AIM OF THE TASK:
Retype each entry below exactly as it stands.

§ §

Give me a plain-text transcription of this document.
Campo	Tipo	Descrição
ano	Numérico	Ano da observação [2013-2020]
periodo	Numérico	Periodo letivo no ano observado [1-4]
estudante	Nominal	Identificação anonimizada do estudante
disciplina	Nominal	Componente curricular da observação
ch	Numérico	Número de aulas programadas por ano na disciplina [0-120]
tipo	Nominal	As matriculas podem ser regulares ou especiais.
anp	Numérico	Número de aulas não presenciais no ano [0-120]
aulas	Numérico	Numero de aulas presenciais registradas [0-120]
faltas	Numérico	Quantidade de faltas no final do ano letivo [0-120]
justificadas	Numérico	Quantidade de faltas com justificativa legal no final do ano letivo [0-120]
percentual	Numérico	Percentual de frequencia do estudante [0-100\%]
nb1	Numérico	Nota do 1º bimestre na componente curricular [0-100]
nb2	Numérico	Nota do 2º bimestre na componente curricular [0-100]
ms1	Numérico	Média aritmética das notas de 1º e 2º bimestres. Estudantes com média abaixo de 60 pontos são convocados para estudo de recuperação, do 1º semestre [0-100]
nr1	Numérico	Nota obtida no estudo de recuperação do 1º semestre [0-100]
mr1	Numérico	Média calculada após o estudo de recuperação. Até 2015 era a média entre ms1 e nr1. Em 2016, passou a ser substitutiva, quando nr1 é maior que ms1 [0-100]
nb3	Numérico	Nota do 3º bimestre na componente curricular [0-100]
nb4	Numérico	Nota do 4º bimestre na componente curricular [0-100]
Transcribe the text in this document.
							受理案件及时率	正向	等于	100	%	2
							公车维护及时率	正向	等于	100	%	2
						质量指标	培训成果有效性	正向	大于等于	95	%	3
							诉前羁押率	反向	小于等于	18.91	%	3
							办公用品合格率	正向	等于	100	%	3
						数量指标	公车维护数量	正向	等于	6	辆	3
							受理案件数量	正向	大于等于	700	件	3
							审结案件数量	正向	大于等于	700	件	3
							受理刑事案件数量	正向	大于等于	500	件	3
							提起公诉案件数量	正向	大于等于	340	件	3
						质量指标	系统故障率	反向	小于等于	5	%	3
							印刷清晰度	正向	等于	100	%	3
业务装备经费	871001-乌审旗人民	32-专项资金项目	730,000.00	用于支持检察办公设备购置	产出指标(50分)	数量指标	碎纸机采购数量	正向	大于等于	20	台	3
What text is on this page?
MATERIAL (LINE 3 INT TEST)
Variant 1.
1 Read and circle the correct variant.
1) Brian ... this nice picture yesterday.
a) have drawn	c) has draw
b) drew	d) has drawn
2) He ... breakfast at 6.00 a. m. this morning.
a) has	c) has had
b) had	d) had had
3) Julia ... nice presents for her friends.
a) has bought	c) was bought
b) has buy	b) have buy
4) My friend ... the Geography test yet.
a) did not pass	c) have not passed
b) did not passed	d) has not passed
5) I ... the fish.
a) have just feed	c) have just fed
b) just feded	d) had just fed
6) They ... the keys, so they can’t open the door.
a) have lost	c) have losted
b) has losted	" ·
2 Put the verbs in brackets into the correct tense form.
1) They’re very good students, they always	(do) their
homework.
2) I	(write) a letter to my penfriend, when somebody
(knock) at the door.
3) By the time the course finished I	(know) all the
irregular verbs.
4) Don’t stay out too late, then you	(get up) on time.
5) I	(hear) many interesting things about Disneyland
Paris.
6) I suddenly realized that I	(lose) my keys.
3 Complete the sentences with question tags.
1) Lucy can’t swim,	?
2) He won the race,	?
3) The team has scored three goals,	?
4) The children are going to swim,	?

§ §

WRITTEN SOLUTION:
Give me a plain-text transcription of this document.
Campo	Tipo	Descrição
ano	Numérico	Ano da observação [2013-2020]
periodo	Numérico	Periodo letivo no ano observado [1-4]
estudante	Nominal	Identificação anonimizada do estudante
disciplina	Nominal	Componente curricular da observação
ch	Numérico	Número de aulas programadas por ano na disciplina [0-120]
tipo	Nominal	As matriculas podem ser regulares ou especiais.
anp	Numérico	Número de aulas não presenciais no ano [0-120]
aulas	Numérico	Numero de aulas presenciais registradas [0-120]
faltas	Numérico	Quantidade de faltas no final do ano letivo [0-120]
justificadas	Numérico	Quantidade de faltas com justificativa legal no final do ano letivo [0-120]
percentual	Numérico	Percentual de frequencia do estudante [0-100\%]
nb1	Numérico	Nota do 1º bimestre na componente curricular [0-100]
nb2	Numérico	Nota do 2º bimestre na componente curricular [0-100]
ms1	Numérico	Média aritmética das notas de 1º e 2º bimestres. Estudantes com média abaixo de 60 pontos são convocados para estudo de recuperação, do 1º semestre [0-100]
nr1	Numérico	Nota obtida no estudo de recuperação do 1º semestre [0-100]
mr1	Numérico	Média calculada após o estudo de recuperação. Até 2015 era a média entre ms1 e nr1. Em 2016, passou a ser substitutiva, quando nr1 é maior que ms1 [0-100]
nb3	Numérico	Nota do 3º bimestre na componente curricular [0-100]
nb4	Numérico	Nota do 4º bimestre na componente curricular [0-100]
Transcribe the text in this document.
							受理案件及时率	正向	等于	100	%	2
							公车维护及时率	正向	等于	100	%	2
						质量指标	培训成果有效性	正向	大于等于	95	%	3
							诉前羁押率	反向	小于等于	18.91	%	3
							办公用品合格率	正向	等于	100	%	3
						数量指标	公车维护数量	正向	等于	6	辆	3
							受理案件数量	正向	大于等于	700	件	3
							审结案件数量	正向	大于等于	700	件	3
							受理刑事案件数量	正向	大于等于	500	件	3
							提起公诉案件数量	正向	大于等于	340	件	3
						质量指标	系统故障率	反向	小于等于	5	%	3
							印刷清晰度	正向	等于	100	%	3
业务装备经费	871001-乌审旗人民	32-专项资金项目	730,000.00	用于支持检察办公设备购置	产出指标(50分)	数量指标	碎纸机采购数量	正向	大于等于	20	台	3
What text is on this page?
MATERIAL (LINE 3 INT TEST)
Variant 1.
1 Read and circle the correct variant.
1) Brian ... this nice picture yesterday.
a) have drawn	c) has draw
b) drew	d) has drawn
2) He ... breakfast at 6.00 a. m. this morning.
a) has	c) has had
b) had	d) had had
3) Julia ... nice presents for her friends.
a) has bought	c) was bought
b) has buy	b) have buy
4) My friend ... the Geography test yet.
a) did not pass	c) have not passed
b) did not passed	d) has not passed
5) I ... the fish.
a) have just feed	c) have just fed
b) just feded	d) had just fed
6) They ... the keys, so they can’t open the door.
a) have lost	c) have losted
b) has losted	" ·
2 Put the verbs in brackets into the correct tense form.
1) They’re very good students, they always	(do) their
homework.
2) I	(write) a letter to my penfriend, when somebody
(knock) at the door.
3) By the time the course finished I	(know) all the
irregular verbs.
4) Don’t stay out too late, then you	(get up) on time.
5) I	(hear) many interesting things about Disneyland
Paris.
6) I suddenly realized that I	(lose) my keys.
3 Complete the sentences with question tags.
1) Lucy can’t swim,	?
2) He won the race,	?
3) The team has scored three goals,	?
4) The children are going to swim,	?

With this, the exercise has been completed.